- **Work required**:
Reproduce the records below in full and without edits, omitting images.

- **Data entries**:

════════════════

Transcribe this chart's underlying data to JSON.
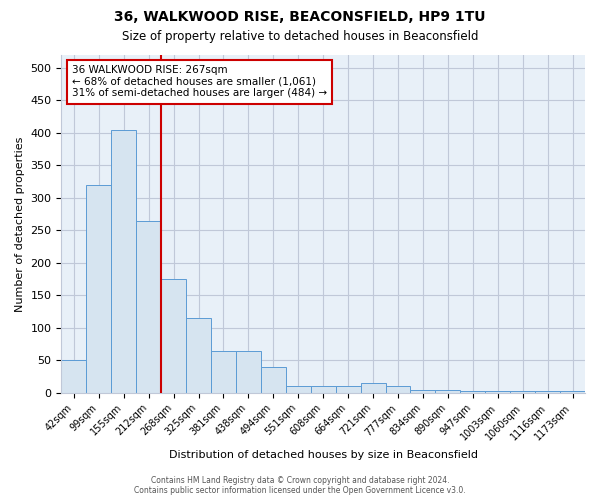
{
  "title": "36, WALKWOOD RISE, BEACONSFIELD, HP9 1TU",
  "subtitle": "Size of property relative to detached houses in Beaconsfield",
  "xlabel": "Distribution of detached houses by size in Beaconsfield",
  "ylabel": "Number of detached properties",
  "footer_line1": "Contains HM Land Registry data © Crown copyright and database right 2024.",
  "footer_line2": "Contains public sector information licensed under the Open Government Licence v3.0.",
  "bar_labels": [
    "42sqm",
    "99sqm",
    "155sqm",
    "212sqm",
    "268sqm",
    "325sqm",
    "381sqm",
    "438sqm",
    "494sqm",
    "551sqm",
    "608sqm",
    "664sqm",
    "721sqm",
    "777sqm",
    "834sqm",
    "890sqm",
    "947sqm",
    "1003sqm",
    "1060sqm",
    "1116sqm",
    "1173sqm"
  ],
  "bar_values": [
    50,
    320,
    405,
    265,
    175,
    115,
    65,
    65,
    40,
    10,
    10,
    10,
    15,
    10,
    5,
    5,
    3,
    3,
    3,
    3,
    3
  ],
  "bar_color": "#d6e4f0",
  "bar_edgecolor": "#5b9bd5",
  "annotation_line1": "36 WALKWOOD RISE: 267sqm",
  "annotation_line2": "← 68% of detached houses are smaller (1,061)",
  "annotation_line3": "31% of semi-detached houses are larger (484) →",
  "annotation_box_edgecolor": "#cc0000",
  "vline_x_index": 4,
  "vline_color": "#cc0000",
  "ylim": [
    0,
    520
  ],
  "yticks": [
    0,
    50,
    100,
    150,
    200,
    250,
    300,
    350,
    400,
    450,
    500
  ],
  "background_color": "#ffffff",
  "plot_bg_color": "#e8f0f8",
  "grid_color": "#c0c8d8"
}
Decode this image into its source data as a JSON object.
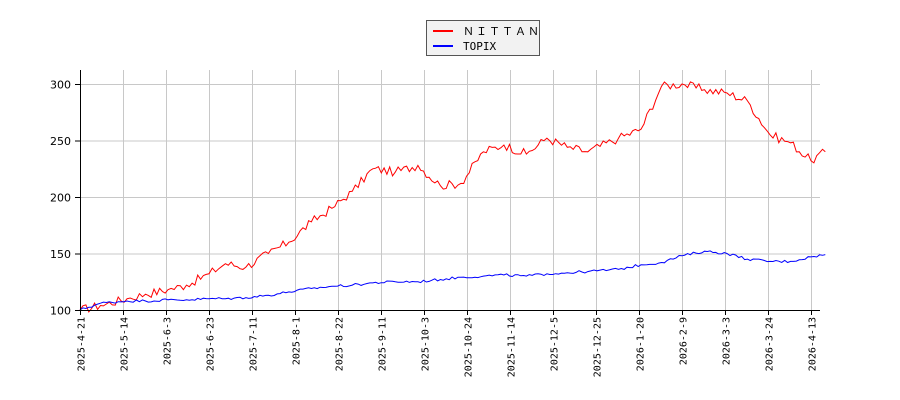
{
  "chart_data": {
    "type": "line",
    "title": "",
    "xlabel": "",
    "ylabel": "",
    "ylim": [
      100,
      310
    ],
    "yticks": [
      100,
      150,
      200,
      250,
      300
    ],
    "grid": true,
    "legend_position": "top-center",
    "x_tick_labels": [
      "2025-4-21",
      "2025-5-14",
      "2025-6-3",
      "2025-6-23",
      "2025-7-11",
      "2025-8-1",
      "2025-8-22",
      "2025-9-11",
      "2025-10-3",
      "2025-10-24",
      "2025-11-14",
      "2025-12-5",
      "2025-12-25",
      "2026-1-20",
      "2026-2-9",
      "2026-3-3",
      "2026-3-24",
      "2026-4-13"
    ],
    "x": [
      "2025-4-21",
      "2025-5-1",
      "2025-5-14",
      "2025-5-23",
      "2025-6-3",
      "2025-6-12",
      "2025-6-23",
      "2025-7-1",
      "2025-7-11",
      "2025-7-22",
      "2025-8-1",
      "2025-8-12",
      "2025-8-22",
      "2025-9-1",
      "2025-9-11",
      "2025-9-22",
      "2025-10-3",
      "2025-10-14",
      "2025-10-24",
      "2025-11-4",
      "2025-11-14",
      "2025-11-25",
      "2025-12-5",
      "2025-12-15",
      "2025-12-25",
      "2026-1-9",
      "2026-1-20",
      "2026-1-30",
      "2026-2-9",
      "2026-2-20",
      "2026-3-3",
      "2026-3-13",
      "2026-3-24",
      "2026-4-3",
      "2026-4-13",
      "2026-4-20"
    ],
    "series": [
      {
        "name": "ＮＩＴＴＡＮ",
        "color": "#ff0000",
        "values": [
          100,
          104,
          110,
          114,
          118,
          122,
          132,
          141,
          138,
          150,
          160,
          178,
          190,
          205,
          225,
          222,
          228,
          210,
          212,
          240,
          246,
          238,
          252,
          244,
          240,
          252,
          260,
          298,
          300,
          295,
          292,
          285,
          255,
          248,
          232,
          240
        ]
      },
      {
        "name": "TOPIX",
        "color": "#0000ff",
        "values": [
          100,
          106,
          108,
          108,
          109,
          109,
          110,
          110,
          111,
          113,
          116,
          119,
          121,
          122,
          124,
          125,
          125,
          127,
          129,
          130,
          131,
          130,
          132,
          133,
          134,
          136,
          140,
          142,
          148,
          152,
          150,
          145,
          143,
          143,
          147,
          149
        ]
      }
    ]
  },
  "legend": {
    "items": [
      {
        "label": "ＮＩＴＴＡＮ",
        "color": "#ff0000"
      },
      {
        "label": "TOPIX",
        "color": "#0000ff"
      }
    ]
  }
}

════════════════

- **Right answer**:
Transcribe this chart's underlying data to JSON.
{
  "title": "36, WALKWOOD RISE, BEACONSFIELD, HP9 1TU",
  "subtitle": "Size of property relative to detached houses in Beaconsfield",
  "xlabel": "Distribution of detached houses by size in Beaconsfield",
  "ylabel": "Number of detached properties",
  "footer_line1": "Contains HM Land Registry data © Crown copyright and database right 2024.",
  "footer_line2": "Contains public sector information licensed under the Open Government Licence v3.0.",
  "bar_labels": [
    "42sqm",
    "99sqm",
    "155sqm",
    "212sqm",
    "268sqm",
    "325sqm",
    "381sqm",
    "438sqm",
    "494sqm",
    "551sqm",
    "608sqm",
    "664sqm",
    "721sqm",
    "777sqm",
    "834sqm",
    "890sqm",
    "947sqm",
    "1003sqm",
    "1060sqm",
    "1116sqm",
    "1173sqm"
  ],
  "bar_values": [
    50,
    320,
    405,
    265,
    175,
    115,
    65,
    65,
    40,
    10,
    10,
    10,
    15,
    10,
    5,
    5,
    3,
    3,
    3,
    3,
    3
  ],
  "bar_color": "#d6e4f0",
  "bar_edgecolor": "#5b9bd5",
  "annotation_line1": "36 WALKWOOD RISE: 267sqm",
  "annotation_line2": "← 68% of detached houses are smaller (1,061)",
  "annotation_line3": "31% of semi-detached houses are larger (484) →",
  "annotation_box_edgecolor": "#cc0000",
  "vline_x_index": 4,
  "vline_color": "#cc0000",
  "ylim": [
    0,
    520
  ],
  "yticks": [
    0,
    50,
    100,
    150,
    200,
    250,
    300,
    350,
    400,
    450,
    500
  ],
  "background_color": "#ffffff",
  "plot_bg_color": "#e8f0f8",
  "grid_color": "#c0c8d8"
}
Decode this image into its source data as a JSON object.
{
  "chart_data": {
    "type": "line",
    "title": "",
    "xlabel": "",
    "ylabel": "",
    "ylim": [
      100,
      310
    ],
    "yticks": [
      100,
      150,
      200,
      250,
      300
    ],
    "grid": true,
    "legend_position": "top-center",
    "x_tick_labels": [
      "2025-4-21",
      "2025-5-14",
      "2025-6-3",
      "2025-6-23",
      "2025-7-11",
      "2025-8-1",
      "2025-8-22",
      "2025-9-11",
      "2025-10-3",
      "2025-10-24",
      "2025-11-14",
      "2025-12-5",
      "2025-12-25",
      "2026-1-20",
      "2026-2-9",
      "2026-3-3",
      "2026-3-24",
      "2026-4-13"
    ],
    "x": [
      "2025-4-21",
      "2025-5-1",
      "2025-5-14",
      "2025-5-23",
      "2025-6-3",
      "2025-6-12",
      "2025-6-23",
      "2025-7-1",
      "2025-7-11",
      "2025-7-22",
      "2025-8-1",
      "2025-8-12",
      "2025-8-22",
      "2025-9-1",
      "2025-9-11",
      "2025-9-22",
      "2025-10-3",
      "2025-10-14",
      "2025-10-24",
      "2025-11-4",
      "2025-11-14",
      "2025-11-25",
      "2025-12-5",
      "2025-12-15",
      "2025-12-25",
      "2026-1-9",
      "2026-1-20",
      "2026-1-30",
      "2026-2-9",
      "2026-2-20",
      "2026-3-3",
      "2026-3-13",
      "2026-3-24",
      "2026-4-3",
      "2026-4-13",
      "2026-4-20"
    ],
    "series": [
      {
        "name": "ＮＩＴＴＡＮ",
        "color": "#ff0000",
        "values": [
          100,
          104,
          110,
          114,
          118,
          122,
          132,
          141,
          138,
          150,
          160,
          178,
          190,
          205,
          225,
          222,
          228,
          210,
          212,
          240,
          246,
          238,
          252,
          244,
          240,
          252,
          260,
          298,
          300,
          295,
          292,
          285,
          255,
          248,
          232,
          240
        ]
      },
      {
        "name": "TOPIX",
        "color": "#0000ff",
        "values": [
          100,
          106,
          108,
          108,
          109,
          109,
          110,
          110,
          111,
          113,
          116,
          119,
          121,
          122,
          124,
          125,
          125,
          127,
          129,
          130,
          131,
          130,
          132,
          133,
          134,
          136,
          140,
          142,
          148,
          152,
          150,
          145,
          143,
          143,
          147,
          149
        ]
      }
    ]
  },
  "legend": {
    "items": [
      {
        "label": "ＮＩＴＴＡＮ",
        "color": "#ff0000"
      },
      {
        "label": "TOPIX",
        "color": "#0000ff"
      }
    ]
  }
}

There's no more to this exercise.